= Written exercise =
Restate the full set of records exactly, without adding or dropping a word.

####################

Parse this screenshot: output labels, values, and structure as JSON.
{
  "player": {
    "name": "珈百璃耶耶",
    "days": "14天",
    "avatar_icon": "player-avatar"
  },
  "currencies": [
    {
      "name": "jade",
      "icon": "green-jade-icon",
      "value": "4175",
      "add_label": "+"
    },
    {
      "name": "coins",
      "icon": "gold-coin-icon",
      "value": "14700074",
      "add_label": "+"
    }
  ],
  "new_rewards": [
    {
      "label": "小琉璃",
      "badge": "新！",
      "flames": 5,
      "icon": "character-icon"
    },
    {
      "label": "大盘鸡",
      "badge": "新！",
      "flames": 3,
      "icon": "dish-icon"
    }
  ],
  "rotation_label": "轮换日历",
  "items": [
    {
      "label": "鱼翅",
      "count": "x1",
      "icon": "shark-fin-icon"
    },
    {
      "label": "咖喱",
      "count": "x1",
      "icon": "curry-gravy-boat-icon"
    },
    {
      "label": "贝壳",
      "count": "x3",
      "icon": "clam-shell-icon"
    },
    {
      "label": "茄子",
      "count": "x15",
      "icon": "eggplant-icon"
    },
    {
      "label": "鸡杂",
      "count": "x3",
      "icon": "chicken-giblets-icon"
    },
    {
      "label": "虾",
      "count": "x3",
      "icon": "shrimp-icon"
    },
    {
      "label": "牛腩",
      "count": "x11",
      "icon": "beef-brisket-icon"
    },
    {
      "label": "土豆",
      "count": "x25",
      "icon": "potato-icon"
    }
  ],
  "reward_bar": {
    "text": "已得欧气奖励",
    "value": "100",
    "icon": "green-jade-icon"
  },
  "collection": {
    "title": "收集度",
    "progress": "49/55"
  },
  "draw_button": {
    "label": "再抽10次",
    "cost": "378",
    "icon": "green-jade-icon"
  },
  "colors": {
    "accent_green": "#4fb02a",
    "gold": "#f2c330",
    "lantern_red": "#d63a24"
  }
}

####################

= Solved problem =
Parse this screenshot: output labels, values, and structure as JSON.
{
  "player": {
    "name": "珈百璃耶耶",
    "days": "14天",
    "avatar_icon": "player-avatar"
  },
  "currencies": [
    {
      "name": "jade",
      "icon": "green-jade-icon",
      "value": "4175",
      "add_label": "+"
    },
    {
      "name": "coins",
      "icon": "gold-coin-icon",
      "value": "14700074",
      "add_label": "+"
    }
  ],
  "new_rewards": [
    {
      "label": "小琉璃",
      "badge": "新！",
      "flames": 5,
      "icon": "character-icon"
    },
    {
      "label": "大盘鸡",
      "badge": "新！",
      "flames": 3,
      "icon": "dish-icon"
    }
  ],
  "rotation_label": "轮换日历",
  "items": [
    {
      "label": "鱼翅",
      "count": "x1",
      "icon": "shark-fin-icon"
    },
    {
      "label": "咖喱",
      "count": "x1",
      "icon": "curry-gravy-boat-icon"
    },
    {
      "label": "贝壳",
      "count": "x3",
      "icon": "clam-shell-icon"
    },
    {
      "label": "茄子",
      "count": "x15",
      "icon": "eggplant-icon"
    },
    {
      "label": "鸡杂",
      "count": "x3",
      "icon": "chicken-giblets-icon"
    },
    {
      "label": "虾",
      "count": "x3",
      "icon": "shrimp-icon"
    },
    {
      "label": "牛腩",
      "count": "x11",
      "icon": "beef-brisket-icon"
    },
    {
      "label": "土豆",
      "count": "x25",
      "icon": "potato-icon"
    }
  ],
  "reward_bar": {
    "text": "已得欧气奖励",
    "value": "100",
    "icon": "green-jade-icon"
  },
  "collection": {
    "title": "收集度",
    "progress": "49/55"
  },
  "draw_button": {
    "label": "再抽10次",
    "cost": "378",
    "icon": "green-jade-icon"
  },
  "colors": {
    "accent_green": "#4fb02a",
    "gold": "#f2c330",
    "lantern_red": "#d63a24"
  }
}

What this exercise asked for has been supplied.